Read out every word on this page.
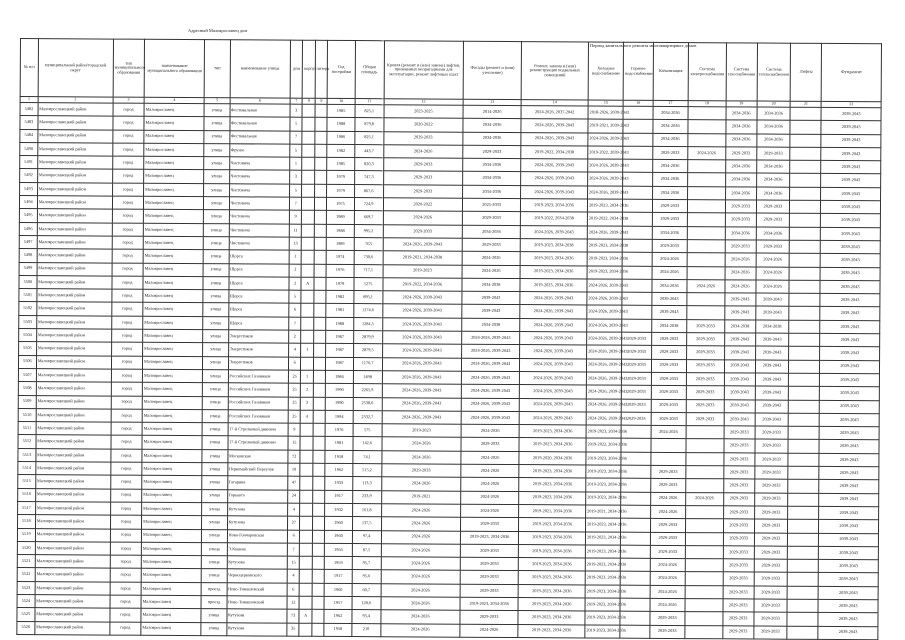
Адресный Малоярославец дом
Период капитального ремонта многоквартирных домов
№ п/п	муниципальный район/городской округ	тип муниципального образования	наименование муниципального образования	тип	наименование улицы	дом	корпус	литера	Год постройки	Общая площадь	Кровля (ремонт и (или) замена) лифтов, признанных непригодными для эксплуатации, ремонт лифтовых шахт	Фасады (ремонт и (или) утепление)	Ремонт, замена и (или) реконструкция подвальных помещений	Холодное водоснабжение	Горячее водоснабжение	Канализация	Система электроснабжения	Система газоснабжения	Система теплоснабжения	Лифты	Фундамент
1	2	3	4	5	6	7	8	9	10	11	12	13	14	15	16	17	18	19	20	21	22
5482	Малоярославецкий район	город	Малоярославец	улица	Фестивальная	3			1985	825,1	2023-2025	2014-2026	2024-2026, 2037-2042	2018-2026, 2039-2043		2034-2036		2034-2036	2034-2036		2039-2043
5483	Малоярославецкий район	город	Малоярославец	улица	Фестивальная	5			1988	879,8	2020-2022	2034-2036	2024-2026, 2039-2043	2019-2021, 2039-2043		2034-2036		2034-2036	2034-2036		2039-2043
5484	Малоярославецкий район	город	Малоярославец	улица	Фестивальная	7			1986	825,1	2029-2033	2034-2036	2024-2026, 2039-2043	2024-2026, 2039-2043		2034-2036		2034-2036	2034-2036		2039-2043
5490	Малоярославецкий район	город	Малоярославец	улица	Фрунзе	5			1982	443,7	2024-2026	2029-2033	2019-2022, 2034-2038	2019-2022, 2039-2043		2029-2033	2024-2026	2029-2033	2029-2033		2039-2043
5491	Малоярославецкий район	город	Малоярославец	улица	Чистовича	1			1985	820,3	2029-2033	2034-2036	2024-2026, 2039-2043	2024-2026, 2039-2043		2034-2036		2034-2036	2034-2036		2039-2043
5492	Малоярославецкий район	город	Малоярославец	улица	Чистовича	3			1979	747,3	2029-2033	2034-2036	2024-2026, 2039-2043	2024-2026, 2039-2043		2034-2036		2034-2036	2034-2036		2039-2043
5493	Малоярославецкий район	город	Малоярославец	улица	Чистовича	5			1979	867,6	2029-2033	2034-2036	2024-2026, 2039-2043	2024-2026, 2039-2043		2034-2036		2034-2036	2034-2036		2039-2043
5494	Малоярославецкий район	город	Малоярославец	улица	Чистовича	7			1975	724,9	2020-2022	2025-2033	2019-2023, 2034-2036	2019-2023, 2034-2036		2029-2033		2029-2033	2029-2033		2039-2043
5495	Малоярославецкий район	город	Малоярославец	улица	Чистовича	9			1989	669,7	2024-2026	2029-2033	2019-2022, 2034-2038	2019-2022, 2034-2038		2029-2033		2029-2033	2029-2033		2039-2043
5496	Малоярославецкий район	город	Малоярославец	улица	Чистовича	11			1988	995,2	2029-2033	2034-2036	2024-2026, 2039-2043	2024-2026, 2039-2043		2034-2036		2034-2036	2034-2036		2039-2043
5497	Малоярославецкий район	город	Малоярославец	улица	Чистовича	13			1989	763	2024-2026, 2039-2043	2029-2033	2019-2023, 2034-2038	2019-2023, 2034-2038		2029-2033		2029-2033	2029-2033		2039-2043
5498	Малоярославецкий район	город	Малоярославец	улица	Щорса	1			1974	730,6	2019-2021, 2034-2038	2024-2026	2019-2023, 2034-2036	2019-2023, 2034-2036		2024-2026		2024-2026	2024-2026		2039-2043
5499	Малоярославецкий район	город	Малоярославец	улица	Щорса	2			1976	717,1	2019-2023	2024-2026	2019-2023, 2034-2036	2019-2023, 2034-2036		2024-2026		2024-2026	2024-2026		2039-2043
5500	Малоярославецкий район	город	Малоярославец	улица	Щорса	2	A		1979	1275	2019-2022, 2034-2036	2034-2038	2019-2023, 2034-2036	2024-2026, 2039-2043		2034-2036	2024-2026	2024-2026	2024-2026		2039-2043
5501	Малоярославецкий район	город	Малоярославец	улица	Щорса	5			1982	895,1	2024-2026, 2039-2043	2039-2043	2024-2026, 2039-2043	2024-2026, 2039-2043		2039-2043		2039-2043	2039-2043		2039-2043
5502	Малоярославецкий район	город	Малоярославец	улица	Щорса	6			1981	1274,6	2024-2026, 2039-2043	2039-2043	2024-2026, 2039-2043	2024-2026, 2039-2043		2039-2043		2039-2043	2039-2043		2039-2043
5503	Малоярославецкий район	город	Малоярославец	улица	Щорса	7			1988	1284,5	2024-2026, 2039-2043	2034-2038	2024-2026, 2039-2043	2024-2026, 2039-2043		2034-2038	2029-2033	2034-2038	2034-2038		2039-2043
5504	Малоярославецкий район	город	Малоярославец	улица	Энергетиков	2			1987	2879,9	2024-2026, 2039-2043	2024-2026, 2039-2043	2024-2026, 2039-2043	2024-2026, 2039-2043	2029-2033	2029-2033	2029-2033	2039-2043	2039-2043		2039-2043
5505	Малоярославецкий район	город	Малоярославец	улица	Энергетиков	4	1		1987	2879,5	2024-2026, 2039-2043	2024-2026, 2039-2043	2024-2026, 2039-2043	2024-2026, 2039-2043	2029-2033	2029-2033	2029-2033	2039-2043	2039-2043		2039-2043
5506	Малоярославецкий район	город	Малоярославец	улица	Энергетиков	6			1987	1176,7	2024-2026, 2039-2043	2024-2026, 2039-2043	2024-2026, 2039-2043	2024-2026, 2039-2043	2029-2033	2029-2033	2029-2033	2039-2043	2039-2043		2039-2043
5507	Малоярославецкий район	город	Малоярославец	улица	Российских Газовиков	25	1		1986	1498	2024-2026, 2039-2043	2024-2026, 2039-2043	2024-2026, 2039-2043	2024-2026, 2039-2043	2029-2033	2029-2033	2029-2033	2039-2043	2039-2043		2039-2043
5508	Малоярославецкий район	город	Малоярославец	улица	Российских Газовиков	25	2		1990	2265,9	2024-2026, 2039-2043	2024-2026, 2039-2043	2024-2026, 2039-2043	2024-2026, 2039-2043	2029-2033	2029-2033	2029-2033	2039-2043	2039-2043		2039-2043
5509	Малоярославецкий район	город	Малоярославец	улица	Российских Газовиков	25	3		1990	2538,6	2024-2026, 2039-2043	2024-2026, 2039-2043	2024-2026, 2039-2043	2024-2026, 2039-2043	2029-2033	2029-2033	2029-2033	2039-2043	2039-2043		2039-2043
5510	Малоярославецкий район	город	Малоярославец	улица	Российских Газовиков	25	4		1994	2332,7	2024-2026, 2039-2043	2024-2026, 2039-2043	2024-2026, 2039-2043	2024-2026, 2039-2043	2029-2033	2029-2033	2029-2033	2039-2043	2039-2043		2039-2043
5511	Малоярославецкий район	город	Малоярославец	улица	17-й Стрелковой дивизии	9			1976	575	2019-2023	2024-2026	2019-2023, 2034-2036	2019-2023, 2034-2036		2024-2026		2029-2033	2029-2033		2039-2043
5512	Малоярославецкий район	город	Малоярославец	улица	17-й Стрелковой дивизии	15			1981	142,6	2024-2026	2029-2033	2019-2023, 2034-2036	2019-2022, 2034-2036				2029-2033	2029-2033		2039-2043
5513	Малоярославецкий район	город	Малоярославец	улица	Московская	72			1958	74,1	2024-2026	2024-2026	2019-2020, 2034-2036	2019-2023, 2034-2036				2029-2033	2029-2033		2039-2043
5514	Малоярославецкий район	город	Малоярославец	улица	Первомайский Переулок	10			1962	515,2	2029-2033	2024-2026	2019-2023, 2034-2036	2019-2023, 2034-2036		2029-2033		2029-2033	2029-2033		2039-2043
5515	Малоярославецкий район	город	Малоярославец	улица	Гагарина	47			1933	113,3	2024-2026	2024-2026	2019-2023, 2034-2036	2019-2023, 2034-2036		2029-2033		2029-2033	2029-2033		2039-2043
5516	Малоярославецкий район	город	Малоярославец	улица	Горького	24			1917	233,9	2019-2021	2024-2026	2019-2023, 2034-2036	2019-2023, 2034-2036		2024-2026	2024-2026	2029-2033	2029-2033		2039-2043
5517	Малоярославецкий район	город	Малоярославец	улица	Кутузова	4			1932	161,8	2024-2026	2024-2026	2019-2021, 2034-2036	2019-2021, 2034-2036		2024-2026		2029-2033	2029-2033		2039-2043
5518	Малоярославецкий район	город	Малоярославец	улица	Кутузова	27			1960	137,5	2024-2026	2029-2033	2019-2023, 2034-2036	2019-2023, 2034-2036		2029-2033		2029-2033	2029-2033		2039-2043
5519	Малоярославецкий район	город	Малоярославец	улица	Ново-Гончаровская	6			1960	97,4	2024-2026	2019-2023, 2034-2036	2019-2023, 2034-2036	2019-2023, 2034-2036		2029-2033		2029-2033	2029-2033		2039-2043
5520	Малоярославецкий район	город	Малоярославец	улица	Э.Кокина	7			1956	87,5	2024-2026	2029-2033	2019-2023, 2034-2036	2019-2023, 2034-2036		2029-2033		2029-2033	2029-2033		2039-2043
5521	Малоярославецкий район	город	Малоярославец	улица	Кутузова	15			1959	95,7	2024-2026	2029-2033	2019-2023, 2034-2036	2019-2023, 2034-2036		2024-2026		2029-2033	2029-2033		2039-2043
5522	Малоярославецкий район	город	Малоярославец	улица	Черноцерковского	4			1917	95,6	2024-2026	2029-2033	2019-2023, 2034-2036	2019-2023, 2034-2036		2024-2026		2029-2033	2029-2033		2039-2043
5523	Малоярославецкий район	город	Малоярославец	проезд	Ново-Тимашевский	6			1960	60,7	2024-2026	2029-2033	2019-2023, 2034-2036	2019-2023, 2034-2036		2024-2026		2029-2033	2029-2033		2039-2043
5524	Малоярославецкий район	город	Малоярославец	проезд	Ново-Тимашевский	12			1957	128,6	2024-2026	2019-2023, 2034-2036	2019-2023, 2034-2036	2019-2023, 2034-2036		2024-2026		2029-2033	2029-2033		2039-2043
5525	Малоярославецкий район	город	Малоярославец	улица	Кутузова	73	A		1962	93,4	2024-2026	2029-2033	2019-2023, 2034-2036	2019-2023, 2034-2036		2029-2033		2029-2033	2029-2033		2039-2043
5526	Малоярославецкий район	город	Малоярославец	улица	Кутузова	35			1958	210	2024-2026	2024-2026	2019-2023, 2034-2036	2019-2023, 2034-2036		2029-2033		2029-2033	2029-2033		2039-2043
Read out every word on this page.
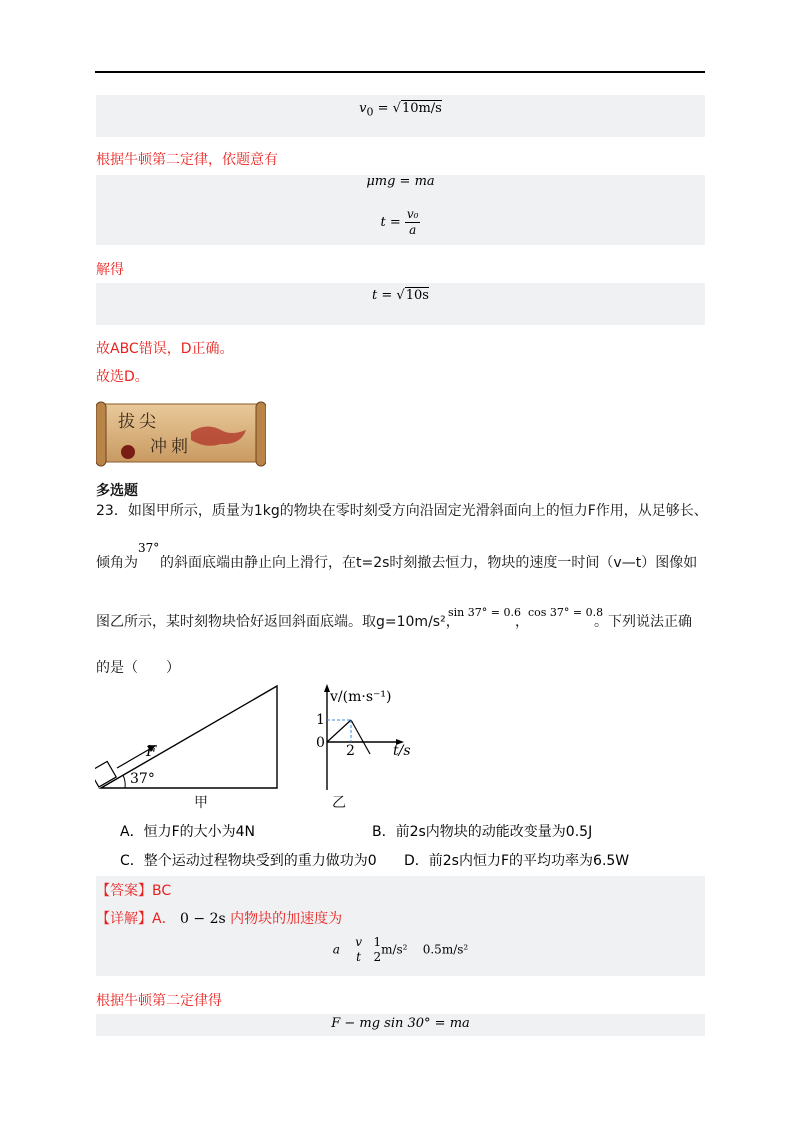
$v_0 = √10m/s$
根据牛顿第二定律，依题意有
μmg = ma
$t = \frac{\text{v₀}}{a}$
解得
t = √10s
故ABC错误，D正确。
故选D。
拔尖
冲刺
多选题
23．如图甲所示，质量为1kg的物块在零时刻受方向沿固定光滑斜面向上的恒力F作用，从足够长、
倾角为
37°
的斜面底端由静止向上滑行，在t=2s时刻撤去恒力，物块的速度一时间（v—t）图像如
图乙所示，某时刻物块恰好返回斜面底端。取g=10m/s²，
sin 37° = 0.6
，
cos 37° = 0.8
。下列说法正确
的是（　　）
F
37°
甲
v/(m·s⁻¹)
1
0 2	t/s
乙
A．恒力F的大小为4N	B．前2s内物块的动能改变量为0.5J
C．整个运动过程物块受到的重力做功为0 D．前2s内恒力F的平均功率为6.5W
【答案】BC
【详解】A． 0 − 2s 内物块的加速度为
a
v
t

1
2
m/s² 0.5m/s²
根据牛顿第二定律得
F − mg sin 30° = ma
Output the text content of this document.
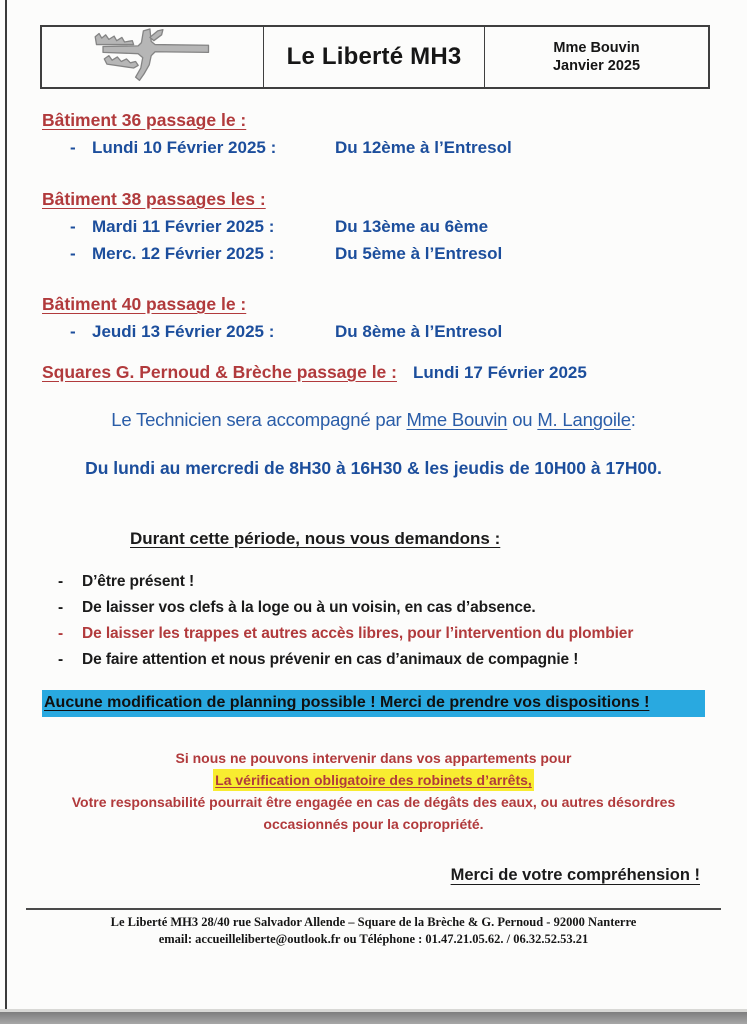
Le Liberté MH3	Mme Bouvin
Janvier 2025
Bâtiment 36 passage le :
- Lundi 10 Février 2025 :	Du 12ème à l’Entresol
Bâtiment 38 passages les :
- Mardi 11 Février 2025 :	Du 13ème au 6ème
- Merc. 12 Février 2025 :	Du 5ème à l’Entresol
Bâtiment 40 passage le :
- Jeudi 13 Février 2025 :	Du 8ème à l’Entresol
Squares G. Pernoud & Brèche passage le : Lundi 17 Février 2025
Le Technicien sera accompagné par Mme Bouvin ou M. Langoile:
Du lundi au mercredi de 8H30 à 16H30 & les jeudis de 10H00 à 17H00.
Durant cette période, nous vous demandons :
-	D’être présent !
-	De laisser vos clefs à la loge ou à un voisin, en cas d’absence.
-	De laisser les trappes et autres accès libres, pour l’intervention du plombier
-	De faire attention et nous prévenir en cas d’animaux de compagnie !
Aucune modification de planning possible ! Merci de prendre vos dispositions !
Si nous ne pouvons intervenir dans vos appartements pour
La vérification obligatoire des robinets d’arrêts,
Votre responsabilité pourrait être engagée en cas de dégâts des eaux, ou autres désordres
occasionnés pour la copropriété.
Merci de votre compréhension !
Le Liberté MH3 28/40 rue Salvador Allende – Square de la Brèche & G. Pernoud - 92000 Nanterre
email: accueilleliberte@outlook.fr ou Téléphone : 01.47.21.05.62. / 06.32.52.53.21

::::::::

Take the line that contains "Output the text content of this document." as the first and the last line of the records as the end, and please quote those lines exactly, pictures omitted.

Output the text content of this document.
Le Liberté MH3	Mme Bouvin
Janvier 2025
Bâtiment 36 passage le :
- Lundi 10 Février 2025 :	Du 12ème à l’Entresol
Bâtiment 38 passages les :
- Mardi 11 Février 2025 :	Du 13ème au 6ème
- Merc. 12 Février 2025 :	Du 5ème à l’Entresol
Bâtiment 40 passage le :
- Jeudi 13 Février 2025 :	Du 8ème à l’Entresol
Squares G. Pernoud & Brèche passage le : Lundi 17 Février 2025
Le Technicien sera accompagné par Mme Bouvin ou M. Langoile:
Du lundi au mercredi de 8H30 à 16H30 & les jeudis de 10H00 à 17H00.
Durant cette période, nous vous demandons :
-	D’être présent !
-	De laisser vos clefs à la loge ou à un voisin, en cas d’absence.
-	De laisser les trappes et autres accès libres, pour l’intervention du plombier
-	De faire attention et nous prévenir en cas d’animaux de compagnie !
Aucune modification de planning possible ! Merci de prendre vos dispositions !
Si nous ne pouvons intervenir dans vos appartements pour
La vérification obligatoire des robinets d’arrêts,
Votre responsabilité pourrait être engagée en cas de dégâts des eaux, ou autres désordres
occasionnés pour la copropriété.
Merci de votre compréhension !
Le Liberté MH3 28/40 rue Salvador Allende – Square de la Brèche & G. Pernoud - 92000 Nanterre
email: accueilleliberte@outlook.fr ou Téléphone : 01.47.21.05.62. / 06.32.52.53.21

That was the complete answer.